▶ _TASK TO CARRY OUT_:
Among the lines listed below, count those that include the string "Chicken", and state only the count.

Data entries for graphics
- - -

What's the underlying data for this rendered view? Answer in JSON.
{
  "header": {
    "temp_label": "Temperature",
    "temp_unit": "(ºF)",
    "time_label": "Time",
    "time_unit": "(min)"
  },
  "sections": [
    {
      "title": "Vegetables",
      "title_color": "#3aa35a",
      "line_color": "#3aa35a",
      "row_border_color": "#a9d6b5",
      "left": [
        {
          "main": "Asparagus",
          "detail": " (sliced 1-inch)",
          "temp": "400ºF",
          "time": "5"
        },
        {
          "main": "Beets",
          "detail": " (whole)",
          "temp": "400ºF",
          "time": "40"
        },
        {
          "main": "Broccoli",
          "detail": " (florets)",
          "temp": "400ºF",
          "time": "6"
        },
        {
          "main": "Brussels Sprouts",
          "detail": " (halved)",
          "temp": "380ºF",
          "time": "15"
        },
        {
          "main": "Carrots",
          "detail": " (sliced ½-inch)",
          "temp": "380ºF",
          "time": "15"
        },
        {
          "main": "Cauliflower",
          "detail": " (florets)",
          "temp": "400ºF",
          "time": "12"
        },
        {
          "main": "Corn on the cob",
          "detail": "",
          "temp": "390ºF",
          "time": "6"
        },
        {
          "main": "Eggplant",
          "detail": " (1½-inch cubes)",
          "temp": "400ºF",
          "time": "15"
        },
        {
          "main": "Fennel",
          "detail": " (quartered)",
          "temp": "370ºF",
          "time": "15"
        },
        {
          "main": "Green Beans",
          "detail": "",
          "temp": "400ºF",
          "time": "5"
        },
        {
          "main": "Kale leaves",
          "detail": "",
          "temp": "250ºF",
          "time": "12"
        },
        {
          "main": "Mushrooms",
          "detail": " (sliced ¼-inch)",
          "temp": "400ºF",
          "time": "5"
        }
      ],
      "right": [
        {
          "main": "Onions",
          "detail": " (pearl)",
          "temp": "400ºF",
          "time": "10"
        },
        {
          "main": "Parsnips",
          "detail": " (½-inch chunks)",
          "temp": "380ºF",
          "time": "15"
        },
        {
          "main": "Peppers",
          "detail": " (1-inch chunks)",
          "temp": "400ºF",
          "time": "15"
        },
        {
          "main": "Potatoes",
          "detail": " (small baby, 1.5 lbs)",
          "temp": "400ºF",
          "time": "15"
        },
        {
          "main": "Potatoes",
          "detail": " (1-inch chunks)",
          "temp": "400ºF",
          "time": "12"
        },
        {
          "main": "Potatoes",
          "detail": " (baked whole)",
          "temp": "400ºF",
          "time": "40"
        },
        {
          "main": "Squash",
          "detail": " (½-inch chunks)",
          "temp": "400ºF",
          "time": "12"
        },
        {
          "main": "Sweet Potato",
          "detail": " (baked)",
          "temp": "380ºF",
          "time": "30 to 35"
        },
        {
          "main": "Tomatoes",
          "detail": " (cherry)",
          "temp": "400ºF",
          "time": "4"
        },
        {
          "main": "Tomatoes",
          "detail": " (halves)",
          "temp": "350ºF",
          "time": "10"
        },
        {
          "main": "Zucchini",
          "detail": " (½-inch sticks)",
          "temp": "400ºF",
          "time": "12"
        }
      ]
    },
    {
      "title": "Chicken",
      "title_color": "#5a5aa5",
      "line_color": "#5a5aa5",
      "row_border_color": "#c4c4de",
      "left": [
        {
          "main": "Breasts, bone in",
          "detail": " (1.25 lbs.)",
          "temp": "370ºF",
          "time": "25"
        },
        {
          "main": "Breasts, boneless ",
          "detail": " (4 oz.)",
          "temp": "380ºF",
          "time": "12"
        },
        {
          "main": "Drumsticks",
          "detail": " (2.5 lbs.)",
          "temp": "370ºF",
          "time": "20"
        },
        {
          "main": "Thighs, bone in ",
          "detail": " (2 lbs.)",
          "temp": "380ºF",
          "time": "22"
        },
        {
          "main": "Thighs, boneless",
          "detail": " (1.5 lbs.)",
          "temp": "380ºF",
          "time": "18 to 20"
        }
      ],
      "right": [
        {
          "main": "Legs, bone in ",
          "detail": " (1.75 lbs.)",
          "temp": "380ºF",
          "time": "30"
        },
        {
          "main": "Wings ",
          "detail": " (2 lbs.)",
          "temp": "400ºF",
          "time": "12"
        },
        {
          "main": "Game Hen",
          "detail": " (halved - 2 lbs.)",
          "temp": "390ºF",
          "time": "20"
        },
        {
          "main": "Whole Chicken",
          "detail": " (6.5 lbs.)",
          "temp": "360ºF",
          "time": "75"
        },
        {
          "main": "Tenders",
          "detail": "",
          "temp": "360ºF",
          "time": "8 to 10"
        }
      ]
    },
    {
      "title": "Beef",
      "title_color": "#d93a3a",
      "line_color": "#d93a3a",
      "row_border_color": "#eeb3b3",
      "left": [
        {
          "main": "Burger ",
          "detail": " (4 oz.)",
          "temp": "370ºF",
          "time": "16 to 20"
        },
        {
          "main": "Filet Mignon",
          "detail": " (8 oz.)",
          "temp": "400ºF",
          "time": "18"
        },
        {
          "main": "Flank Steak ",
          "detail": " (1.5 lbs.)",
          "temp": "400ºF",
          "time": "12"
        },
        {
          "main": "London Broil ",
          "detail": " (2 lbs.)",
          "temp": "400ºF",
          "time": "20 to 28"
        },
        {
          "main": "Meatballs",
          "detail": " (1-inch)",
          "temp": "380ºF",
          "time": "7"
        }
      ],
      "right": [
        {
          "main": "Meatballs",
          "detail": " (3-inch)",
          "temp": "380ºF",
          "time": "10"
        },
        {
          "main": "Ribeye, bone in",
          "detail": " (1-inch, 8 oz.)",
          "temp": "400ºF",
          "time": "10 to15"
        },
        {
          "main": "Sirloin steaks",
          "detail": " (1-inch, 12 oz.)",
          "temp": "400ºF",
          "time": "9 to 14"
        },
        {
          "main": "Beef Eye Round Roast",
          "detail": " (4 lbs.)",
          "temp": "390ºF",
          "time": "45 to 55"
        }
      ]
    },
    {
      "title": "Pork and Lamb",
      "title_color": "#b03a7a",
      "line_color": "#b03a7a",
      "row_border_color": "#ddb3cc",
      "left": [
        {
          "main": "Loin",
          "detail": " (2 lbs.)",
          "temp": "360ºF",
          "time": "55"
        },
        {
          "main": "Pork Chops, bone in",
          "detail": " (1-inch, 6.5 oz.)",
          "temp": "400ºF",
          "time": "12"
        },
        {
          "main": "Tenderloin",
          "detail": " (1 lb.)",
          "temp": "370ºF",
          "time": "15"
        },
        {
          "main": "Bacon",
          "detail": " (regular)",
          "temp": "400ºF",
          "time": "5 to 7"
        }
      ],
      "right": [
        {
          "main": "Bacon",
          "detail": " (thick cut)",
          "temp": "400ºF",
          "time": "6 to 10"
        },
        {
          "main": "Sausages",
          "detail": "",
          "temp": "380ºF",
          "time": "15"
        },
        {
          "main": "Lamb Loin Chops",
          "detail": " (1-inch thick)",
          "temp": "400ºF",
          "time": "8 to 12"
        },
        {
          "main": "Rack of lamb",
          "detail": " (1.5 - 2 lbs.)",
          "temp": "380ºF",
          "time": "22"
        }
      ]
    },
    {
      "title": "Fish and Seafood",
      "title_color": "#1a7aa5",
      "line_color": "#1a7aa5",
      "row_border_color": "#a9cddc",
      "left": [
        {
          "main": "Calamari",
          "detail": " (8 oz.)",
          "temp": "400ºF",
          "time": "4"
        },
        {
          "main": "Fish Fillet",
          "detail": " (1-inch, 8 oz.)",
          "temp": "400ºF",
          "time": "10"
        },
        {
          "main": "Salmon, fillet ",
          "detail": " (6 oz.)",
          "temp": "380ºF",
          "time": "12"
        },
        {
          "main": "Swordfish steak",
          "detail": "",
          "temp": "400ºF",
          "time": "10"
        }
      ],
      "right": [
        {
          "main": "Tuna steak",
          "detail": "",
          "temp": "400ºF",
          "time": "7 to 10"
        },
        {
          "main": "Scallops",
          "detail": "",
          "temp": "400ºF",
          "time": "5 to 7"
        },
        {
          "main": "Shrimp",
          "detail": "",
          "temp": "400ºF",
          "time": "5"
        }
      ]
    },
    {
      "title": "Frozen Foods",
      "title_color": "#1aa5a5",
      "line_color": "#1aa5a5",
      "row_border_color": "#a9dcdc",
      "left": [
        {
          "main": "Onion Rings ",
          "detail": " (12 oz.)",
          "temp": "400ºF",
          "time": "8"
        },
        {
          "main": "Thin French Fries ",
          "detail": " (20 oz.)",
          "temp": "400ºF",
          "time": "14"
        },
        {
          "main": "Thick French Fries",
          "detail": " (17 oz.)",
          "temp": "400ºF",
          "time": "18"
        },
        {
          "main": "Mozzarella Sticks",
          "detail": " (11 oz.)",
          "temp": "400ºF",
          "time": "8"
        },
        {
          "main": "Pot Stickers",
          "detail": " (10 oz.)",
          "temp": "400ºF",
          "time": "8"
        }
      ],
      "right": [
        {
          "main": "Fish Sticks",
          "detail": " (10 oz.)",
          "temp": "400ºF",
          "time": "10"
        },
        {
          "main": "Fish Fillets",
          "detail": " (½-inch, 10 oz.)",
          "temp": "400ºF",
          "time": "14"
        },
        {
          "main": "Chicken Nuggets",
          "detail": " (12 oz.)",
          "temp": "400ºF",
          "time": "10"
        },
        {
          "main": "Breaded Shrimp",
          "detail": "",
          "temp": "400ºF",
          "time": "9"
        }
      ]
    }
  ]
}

- - -

▶ _COMPLETED EXERCISE_:
3